_Prompt_
Your task is to repeat the listing exactly.

════

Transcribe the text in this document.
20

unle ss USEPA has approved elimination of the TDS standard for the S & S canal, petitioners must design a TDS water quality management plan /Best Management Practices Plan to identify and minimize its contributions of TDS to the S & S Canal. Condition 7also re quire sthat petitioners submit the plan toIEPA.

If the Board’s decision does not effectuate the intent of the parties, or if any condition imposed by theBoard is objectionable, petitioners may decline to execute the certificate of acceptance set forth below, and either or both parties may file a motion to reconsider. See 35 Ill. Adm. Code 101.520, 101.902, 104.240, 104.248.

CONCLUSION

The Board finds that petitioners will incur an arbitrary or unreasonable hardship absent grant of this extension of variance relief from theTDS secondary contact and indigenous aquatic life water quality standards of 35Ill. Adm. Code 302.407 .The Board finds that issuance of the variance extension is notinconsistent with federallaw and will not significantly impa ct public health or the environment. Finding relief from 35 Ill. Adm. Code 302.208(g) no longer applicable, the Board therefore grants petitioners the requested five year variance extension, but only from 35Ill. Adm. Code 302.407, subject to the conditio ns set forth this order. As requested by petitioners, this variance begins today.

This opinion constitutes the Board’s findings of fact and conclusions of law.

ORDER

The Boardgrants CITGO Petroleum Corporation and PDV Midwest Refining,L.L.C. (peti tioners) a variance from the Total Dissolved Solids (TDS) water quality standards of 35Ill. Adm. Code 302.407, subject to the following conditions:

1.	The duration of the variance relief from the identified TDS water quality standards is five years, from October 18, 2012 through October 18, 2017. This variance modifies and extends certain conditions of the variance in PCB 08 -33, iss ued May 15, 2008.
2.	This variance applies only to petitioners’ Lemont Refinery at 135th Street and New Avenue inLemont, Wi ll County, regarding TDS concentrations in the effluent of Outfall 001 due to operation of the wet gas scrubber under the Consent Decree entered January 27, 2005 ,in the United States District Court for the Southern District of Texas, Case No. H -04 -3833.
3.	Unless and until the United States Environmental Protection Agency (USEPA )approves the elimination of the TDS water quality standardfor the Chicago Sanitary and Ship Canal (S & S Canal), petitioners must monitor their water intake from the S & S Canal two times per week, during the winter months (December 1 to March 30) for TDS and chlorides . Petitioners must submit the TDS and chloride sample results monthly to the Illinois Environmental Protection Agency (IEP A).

════

_Written reply_
Transcribe the text in this document.
20

unle ss USEPA has approved elimination of the TDS standard for the S & S canal, petitioners must design a TDS water quality management plan /Best Management Practices Plan to identify and minimize its contributions of TDS to the S & S Canal. Condition 7also re quire sthat petitioners submit the plan toIEPA.

If the Board’s decision does not effectuate the intent of the parties, or if any condition imposed by theBoard is objectionable, petitioners may decline to execute the certificate of acceptance set forth below, and either or both parties may file a motion to reconsider. See 35 Ill. Adm. Code 101.520, 101.902, 104.240, 104.248.

CONCLUSION

The Board finds that petitioners will incur an arbitrary or unreasonable hardship absent grant of this extension of variance relief from theTDS secondary contact and indigenous aquatic life water quality standards of 35Ill. Adm. Code 302.407 .The Board finds that issuance of the variance extension is notinconsistent with federallaw and will not significantly impa ct public health or the environment. Finding relief from 35 Ill. Adm. Code 302.208(g) no longer applicable, the Board therefore grants petitioners the requested five year variance extension, but only from 35Ill. Adm. Code 302.407, subject to the conditio ns set forth this order. As requested by petitioners, this variance begins today.

This opinion constitutes the Board’s findings of fact and conclusions of law.

ORDER

The Boardgrants CITGO Petroleum Corporation and PDV Midwest Refining,L.L.C. (peti tioners) a variance from the Total Dissolved Solids (TDS) water quality standards of 35Ill. Adm. Code 302.407, subject to the following conditions:

1.	The duration of the variance relief from the identified TDS water quality standards is five years, from October 18, 2012 through October 18, 2017. This variance modifies and extends certain conditions of the variance in PCB 08 -33, iss ued May 15, 2008.
2.	This variance applies only to petitioners’ Lemont Refinery at 135th Street and New Avenue inLemont, Wi ll County, regarding TDS concentrations in the effluent of Outfall 001 due to operation of the wet gas scrubber under the Consent Decree entered January 27, 2005 ,in the United States District Court for the Southern District of Texas, Case No. H -04 -3833.
3.	Unless and until the United States Environmental Protection Agency (USEPA )approves the elimination of the TDS water quality standardfor the Chicago Sanitary and Ship Canal (S & S Canal), petitioners must monitor their water intake from the S & S Canal two times per week, during the winter months (December 1 to March 30) for TDS and chlorides . Petitioners must submit the TDS and chloride sample results monthly to the Illinois Environmental Protection Agency (IEP A).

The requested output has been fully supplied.